EXERCISE DESCRIPTION: State how many lines of the records contain the string "title", and give no other information.

Data records:

- - - - - - -

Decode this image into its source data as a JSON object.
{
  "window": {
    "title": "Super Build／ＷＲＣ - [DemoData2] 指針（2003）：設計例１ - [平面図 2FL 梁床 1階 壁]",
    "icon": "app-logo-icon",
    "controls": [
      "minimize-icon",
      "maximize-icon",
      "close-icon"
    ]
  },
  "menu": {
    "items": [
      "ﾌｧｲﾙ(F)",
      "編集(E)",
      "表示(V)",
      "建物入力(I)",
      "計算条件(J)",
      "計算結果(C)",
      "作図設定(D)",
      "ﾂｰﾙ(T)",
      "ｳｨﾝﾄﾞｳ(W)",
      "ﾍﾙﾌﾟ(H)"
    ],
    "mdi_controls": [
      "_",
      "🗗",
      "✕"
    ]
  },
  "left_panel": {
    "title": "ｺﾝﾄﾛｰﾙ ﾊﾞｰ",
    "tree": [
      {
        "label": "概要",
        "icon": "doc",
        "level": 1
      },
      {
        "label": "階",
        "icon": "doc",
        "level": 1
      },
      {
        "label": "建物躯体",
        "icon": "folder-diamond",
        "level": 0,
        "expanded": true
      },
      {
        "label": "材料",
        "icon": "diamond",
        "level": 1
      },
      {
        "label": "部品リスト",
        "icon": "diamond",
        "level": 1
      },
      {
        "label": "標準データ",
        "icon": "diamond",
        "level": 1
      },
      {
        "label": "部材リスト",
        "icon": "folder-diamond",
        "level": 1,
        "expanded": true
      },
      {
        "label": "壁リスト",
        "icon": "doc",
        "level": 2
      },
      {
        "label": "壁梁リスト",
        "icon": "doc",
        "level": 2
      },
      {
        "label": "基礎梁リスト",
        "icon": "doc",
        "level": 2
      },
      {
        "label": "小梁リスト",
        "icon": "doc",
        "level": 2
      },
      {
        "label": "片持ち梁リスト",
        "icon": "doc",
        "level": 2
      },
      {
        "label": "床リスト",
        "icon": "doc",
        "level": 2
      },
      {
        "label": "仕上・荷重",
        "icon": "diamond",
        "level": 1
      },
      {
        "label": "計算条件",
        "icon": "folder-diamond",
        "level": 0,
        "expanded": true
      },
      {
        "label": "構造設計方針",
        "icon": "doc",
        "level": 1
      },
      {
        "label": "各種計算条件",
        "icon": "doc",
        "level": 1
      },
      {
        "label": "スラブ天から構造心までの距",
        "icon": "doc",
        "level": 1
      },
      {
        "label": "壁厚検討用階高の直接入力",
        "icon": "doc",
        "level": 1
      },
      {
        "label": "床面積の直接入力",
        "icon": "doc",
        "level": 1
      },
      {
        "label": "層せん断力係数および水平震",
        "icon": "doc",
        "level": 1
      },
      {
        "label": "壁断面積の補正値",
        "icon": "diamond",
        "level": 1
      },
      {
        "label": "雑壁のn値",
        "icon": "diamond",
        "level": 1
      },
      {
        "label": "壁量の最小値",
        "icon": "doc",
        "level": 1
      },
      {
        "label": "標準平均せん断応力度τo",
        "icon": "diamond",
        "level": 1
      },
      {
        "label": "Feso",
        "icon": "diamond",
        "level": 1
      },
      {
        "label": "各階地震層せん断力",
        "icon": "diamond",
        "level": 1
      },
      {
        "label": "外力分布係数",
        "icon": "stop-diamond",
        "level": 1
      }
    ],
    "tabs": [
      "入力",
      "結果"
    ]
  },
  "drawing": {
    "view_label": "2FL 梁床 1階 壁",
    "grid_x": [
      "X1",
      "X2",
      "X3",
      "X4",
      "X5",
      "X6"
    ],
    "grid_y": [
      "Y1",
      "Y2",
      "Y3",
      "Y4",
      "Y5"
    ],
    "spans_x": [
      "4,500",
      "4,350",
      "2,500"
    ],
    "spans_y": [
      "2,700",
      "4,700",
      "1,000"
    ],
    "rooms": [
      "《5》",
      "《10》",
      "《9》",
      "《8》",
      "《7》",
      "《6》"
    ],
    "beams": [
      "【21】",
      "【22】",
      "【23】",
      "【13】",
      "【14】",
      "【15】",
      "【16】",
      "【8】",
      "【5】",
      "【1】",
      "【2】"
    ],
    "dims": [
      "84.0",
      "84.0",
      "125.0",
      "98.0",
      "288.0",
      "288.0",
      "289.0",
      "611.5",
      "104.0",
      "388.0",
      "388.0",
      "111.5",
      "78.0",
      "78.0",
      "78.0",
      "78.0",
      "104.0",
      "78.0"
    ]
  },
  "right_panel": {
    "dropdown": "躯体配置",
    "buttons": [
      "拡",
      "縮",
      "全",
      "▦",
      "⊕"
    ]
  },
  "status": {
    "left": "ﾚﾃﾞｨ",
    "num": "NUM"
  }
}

- - - - - - -

SOLUTION FOR THIS PROBLEM: 2